◆ WORK TO DO
Skip the pictures and extract all of the lines exactly as written.

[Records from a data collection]

···

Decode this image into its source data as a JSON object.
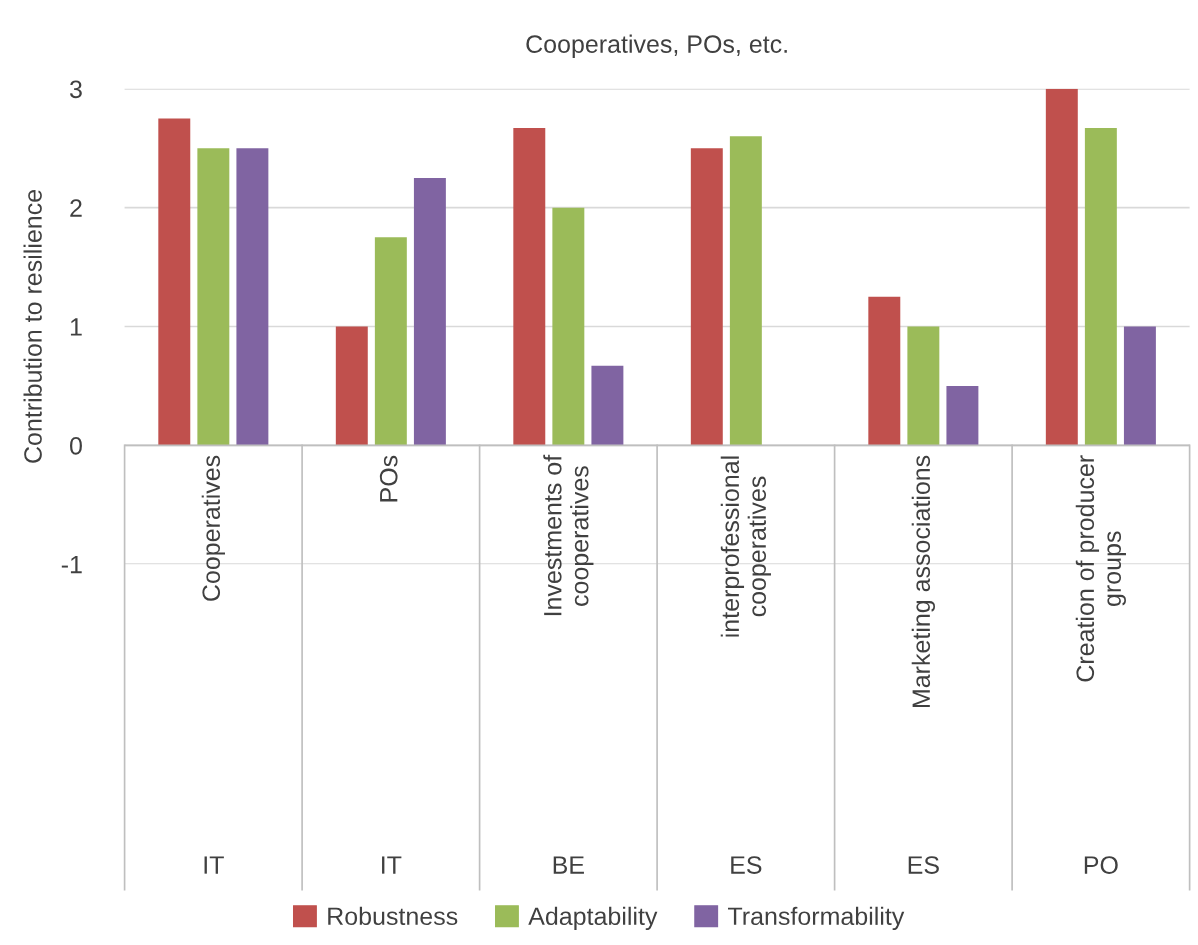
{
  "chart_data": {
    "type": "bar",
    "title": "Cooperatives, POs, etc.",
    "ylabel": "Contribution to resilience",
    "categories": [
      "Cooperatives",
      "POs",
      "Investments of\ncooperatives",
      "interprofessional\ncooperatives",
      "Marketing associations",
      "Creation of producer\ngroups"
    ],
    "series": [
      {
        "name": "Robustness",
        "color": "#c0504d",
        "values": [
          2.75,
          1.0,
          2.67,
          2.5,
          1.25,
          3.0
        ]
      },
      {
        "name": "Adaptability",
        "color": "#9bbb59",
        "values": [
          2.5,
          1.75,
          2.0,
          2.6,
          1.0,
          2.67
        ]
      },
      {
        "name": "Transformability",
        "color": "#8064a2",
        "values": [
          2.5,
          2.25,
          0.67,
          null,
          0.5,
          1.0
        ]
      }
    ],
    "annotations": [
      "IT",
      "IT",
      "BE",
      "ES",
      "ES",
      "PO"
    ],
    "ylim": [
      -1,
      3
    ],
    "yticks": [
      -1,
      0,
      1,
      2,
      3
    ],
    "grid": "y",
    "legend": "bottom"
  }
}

···

◆ ANSWER TO THIS EXERCISE
Decode this image into its source data as a JSON object.
{
  "chart_data": {
    "type": "bar",
    "title": "Cooperatives, POs, etc.",
    "ylabel": "Contribution to resilience",
    "categories": [
      "Cooperatives",
      "POs",
      "Investments of\ncooperatives",
      "interprofessional\ncooperatives",
      "Marketing associations",
      "Creation of producer\ngroups"
    ],
    "series": [
      {
        "name": "Robustness",
        "color": "#c0504d",
        "values": [
          2.75,
          1.0,
          2.67,
          2.5,
          1.25,
          3.0
        ]
      },
      {
        "name": "Adaptability",
        "color": "#9bbb59",
        "values": [
          2.5,
          1.75,
          2.0,
          2.6,
          1.0,
          2.67
        ]
      },
      {
        "name": "Transformability",
        "color": "#8064a2",
        "values": [
          2.5,
          2.25,
          0.67,
          null,
          0.5,
          1.0
        ]
      }
    ],
    "annotations": [
      "IT",
      "IT",
      "BE",
      "ES",
      "ES",
      "PO"
    ],
    "ylim": [
      -1,
      3
    ],
    "yticks": [
      -1,
      0,
      1,
      2,
      3
    ],
    "grid": "y",
    "legend": "bottom"
  }
}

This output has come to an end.